- _Request_
In your copy, repeat the records exactly and leave out the pictures.

= = = = =

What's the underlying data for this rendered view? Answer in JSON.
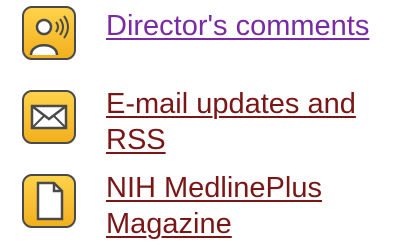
{
  "links": [
    {
      "label": "Director's comments",
      "icon": "podcast-person-icon",
      "color": "#7b2aa6"
    },
    {
      "label_line1": "E-mail updates and",
      "label_line2": "RSS",
      "icon": "envelope-icon",
      "color": "#7a1616"
    },
    {
      "label_line1": "NIH MedlinePlus",
      "label_line2": "Magazine",
      "icon": "document-icon",
      "color": "#7a1616"
    }
  ],
  "colors": {
    "icon_fill": "#f2b01e",
    "icon_border": "#4a4a4a"
  }
}
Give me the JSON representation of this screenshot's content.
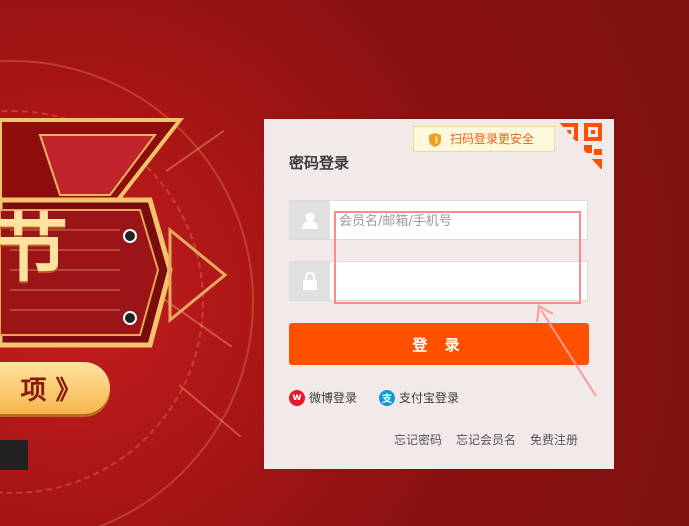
{
  "banner": {
    "big_text": "节",
    "button_text": "项 》"
  },
  "login_card": {
    "qr_tip_text": "扫码登录更安全",
    "title": "密码登录",
    "username": {
      "placeholder": "会员名/邮箱/手机号",
      "value": ""
    },
    "password": {
      "placeholder": "",
      "value": ""
    },
    "login_button": "登 录",
    "weibo_login": "微博登录",
    "alipay_login": "支付宝登录",
    "forgot_password": "忘记密码",
    "forgot_username": "忘记会员名",
    "free_register": "免费注册"
  },
  "colors": {
    "accent": "#ff5000",
    "background": "#8a1111",
    "card_bg": "#f2e9e9",
    "tip_text": "#e1651e",
    "annotation": "#ff8a8a"
  },
  "icons": {
    "shield": "shield-icon",
    "qr": "qr-code-icon",
    "user": "user-icon",
    "lock": "lock-icon",
    "weibo": "weibo-icon",
    "alipay": "alipay-icon"
  }
}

= = = = =

- _Result below_
What's the underlying data for this rendered view? Answer in JSON.
{
  "links": [
    {
      "label": "Director's comments",
      "icon": "podcast-person-icon",
      "color": "#7b2aa6"
    },
    {
      "label_line1": "E-mail updates and",
      "label_line2": "RSS",
      "icon": "envelope-icon",
      "color": "#7a1616"
    },
    {
      "label_line1": "NIH MedlinePlus",
      "label_line2": "Magazine",
      "icon": "document-icon",
      "color": "#7a1616"
    }
  ],
  "colors": {
    "icon_fill": "#f2b01e",
    "icon_border": "#4a4a4a"
  }
}
Give me the JSON representation of this screenshot's content.
{
  "banner": {
    "big_text": "节",
    "button_text": "项 》"
  },
  "login_card": {
    "qr_tip_text": "扫码登录更安全",
    "title": "密码登录",
    "username": {
      "placeholder": "会员名/邮箱/手机号",
      "value": ""
    },
    "password": {
      "placeholder": "",
      "value": ""
    },
    "login_button": "登 录",
    "weibo_login": "微博登录",
    "alipay_login": "支付宝登录",
    "forgot_password": "忘记密码",
    "forgot_username": "忘记会员名",
    "free_register": "免费注册"
  },
  "colors": {
    "accent": "#ff5000",
    "background": "#8a1111",
    "card_bg": "#f2e9e9",
    "tip_text": "#e1651e",
    "annotation": "#ff8a8a"
  },
  "icons": {
    "shield": "shield-icon",
    "qr": "qr-code-icon",
    "user": "user-icon",
    "lock": "lock-icon",
    "weibo": "weibo-icon",
    "alipay": "alipay-icon"
  }
}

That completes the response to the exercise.